How many lines in the records below contain the word "Carlo"? Give only the number.
------ ROWS ------
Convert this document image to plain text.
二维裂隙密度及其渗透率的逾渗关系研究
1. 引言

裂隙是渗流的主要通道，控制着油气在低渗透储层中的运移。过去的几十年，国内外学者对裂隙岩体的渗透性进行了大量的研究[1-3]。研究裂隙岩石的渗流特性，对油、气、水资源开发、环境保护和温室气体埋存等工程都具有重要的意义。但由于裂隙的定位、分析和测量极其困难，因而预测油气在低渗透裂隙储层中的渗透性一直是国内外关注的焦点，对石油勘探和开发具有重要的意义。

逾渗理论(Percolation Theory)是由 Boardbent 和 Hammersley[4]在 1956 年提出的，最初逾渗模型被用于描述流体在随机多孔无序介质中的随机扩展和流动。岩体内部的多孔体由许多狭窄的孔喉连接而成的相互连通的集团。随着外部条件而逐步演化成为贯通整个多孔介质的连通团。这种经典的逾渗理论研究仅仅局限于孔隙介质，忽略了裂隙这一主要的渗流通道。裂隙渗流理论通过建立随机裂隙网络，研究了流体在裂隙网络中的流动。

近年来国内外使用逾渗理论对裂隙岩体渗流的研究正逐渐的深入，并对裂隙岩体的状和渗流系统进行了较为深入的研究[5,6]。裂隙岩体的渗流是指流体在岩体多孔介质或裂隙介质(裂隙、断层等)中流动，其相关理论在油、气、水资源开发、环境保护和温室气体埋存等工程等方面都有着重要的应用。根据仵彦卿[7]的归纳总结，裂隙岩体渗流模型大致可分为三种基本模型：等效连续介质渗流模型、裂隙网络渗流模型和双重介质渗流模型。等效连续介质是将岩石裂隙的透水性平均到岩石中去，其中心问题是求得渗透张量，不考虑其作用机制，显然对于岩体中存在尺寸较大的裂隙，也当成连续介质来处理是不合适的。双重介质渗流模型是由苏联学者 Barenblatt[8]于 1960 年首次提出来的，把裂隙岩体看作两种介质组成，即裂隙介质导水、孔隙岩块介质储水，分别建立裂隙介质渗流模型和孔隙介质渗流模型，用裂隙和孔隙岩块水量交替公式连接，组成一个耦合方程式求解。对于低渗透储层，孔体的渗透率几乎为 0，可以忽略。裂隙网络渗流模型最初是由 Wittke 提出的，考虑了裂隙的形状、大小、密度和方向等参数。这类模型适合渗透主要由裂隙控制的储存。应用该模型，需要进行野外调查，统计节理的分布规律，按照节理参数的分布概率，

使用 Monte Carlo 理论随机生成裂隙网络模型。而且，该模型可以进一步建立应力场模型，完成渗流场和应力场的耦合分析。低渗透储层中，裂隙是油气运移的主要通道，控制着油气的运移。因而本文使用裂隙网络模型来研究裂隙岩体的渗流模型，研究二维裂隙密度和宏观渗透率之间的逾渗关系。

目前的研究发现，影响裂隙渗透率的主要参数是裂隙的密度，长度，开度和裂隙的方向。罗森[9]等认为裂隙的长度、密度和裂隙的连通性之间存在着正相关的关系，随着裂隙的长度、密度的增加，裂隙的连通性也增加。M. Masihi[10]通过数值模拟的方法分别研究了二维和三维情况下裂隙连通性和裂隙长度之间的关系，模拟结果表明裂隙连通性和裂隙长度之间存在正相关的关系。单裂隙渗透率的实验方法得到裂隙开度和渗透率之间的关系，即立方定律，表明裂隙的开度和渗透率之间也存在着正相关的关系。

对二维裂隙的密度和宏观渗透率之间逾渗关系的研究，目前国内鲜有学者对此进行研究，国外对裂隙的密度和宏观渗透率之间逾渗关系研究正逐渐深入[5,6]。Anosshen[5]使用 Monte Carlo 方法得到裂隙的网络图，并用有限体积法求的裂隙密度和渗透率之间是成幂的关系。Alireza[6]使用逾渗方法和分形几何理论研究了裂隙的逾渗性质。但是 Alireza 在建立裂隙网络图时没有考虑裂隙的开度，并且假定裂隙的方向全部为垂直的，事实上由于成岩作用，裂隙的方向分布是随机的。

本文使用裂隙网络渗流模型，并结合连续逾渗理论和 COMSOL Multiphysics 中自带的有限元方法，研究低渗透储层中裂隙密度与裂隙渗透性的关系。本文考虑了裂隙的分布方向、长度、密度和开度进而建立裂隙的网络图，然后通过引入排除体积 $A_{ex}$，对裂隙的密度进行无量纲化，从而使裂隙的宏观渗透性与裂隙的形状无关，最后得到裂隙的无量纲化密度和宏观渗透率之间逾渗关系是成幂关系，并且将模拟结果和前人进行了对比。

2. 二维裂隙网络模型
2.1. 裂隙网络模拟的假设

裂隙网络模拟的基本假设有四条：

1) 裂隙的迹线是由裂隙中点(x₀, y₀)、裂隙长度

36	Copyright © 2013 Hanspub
------
• ANSWER TO THE EXERCISE: 2